Problem
Reproduce the records below exactly as they appear.

Rows
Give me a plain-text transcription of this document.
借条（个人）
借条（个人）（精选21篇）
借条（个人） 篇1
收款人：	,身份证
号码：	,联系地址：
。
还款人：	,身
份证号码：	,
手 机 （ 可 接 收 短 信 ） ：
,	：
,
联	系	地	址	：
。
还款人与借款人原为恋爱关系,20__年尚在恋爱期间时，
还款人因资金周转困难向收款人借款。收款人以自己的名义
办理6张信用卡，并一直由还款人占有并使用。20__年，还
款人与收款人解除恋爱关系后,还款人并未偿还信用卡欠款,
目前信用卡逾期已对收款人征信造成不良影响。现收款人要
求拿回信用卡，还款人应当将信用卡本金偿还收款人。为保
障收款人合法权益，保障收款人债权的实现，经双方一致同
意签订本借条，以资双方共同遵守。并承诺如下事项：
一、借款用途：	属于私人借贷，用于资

Finished exercise
Give me a plain-text transcription of this document.
借条（个人）
借条（个人）（精选21篇）
借条（个人） 篇1
收款人：	,身份证
号码：	,联系地址：
。
还款人：	,身
份证号码：	,
手 机 （ 可 接 收 短 信 ） ：
,	：
,
联	系	地	址	：
。
还款人与借款人原为恋爱关系,20__年尚在恋爱期间时，
还款人因资金周转困难向收款人借款。收款人以自己的名义
办理6张信用卡，并一直由还款人占有并使用。20__年，还
款人与收款人解除恋爱关系后,还款人并未偿还信用卡欠款,
目前信用卡逾期已对收款人征信造成不良影响。现收款人要
求拿回信用卡，还款人应当将信用卡本金偿还收款人。为保
障收款人合法权益，保障收款人债权的实现，经双方一致同
意签订本借条，以资双方共同遵守。并承诺如下事项：
一、借款用途：	属于私人借贷，用于资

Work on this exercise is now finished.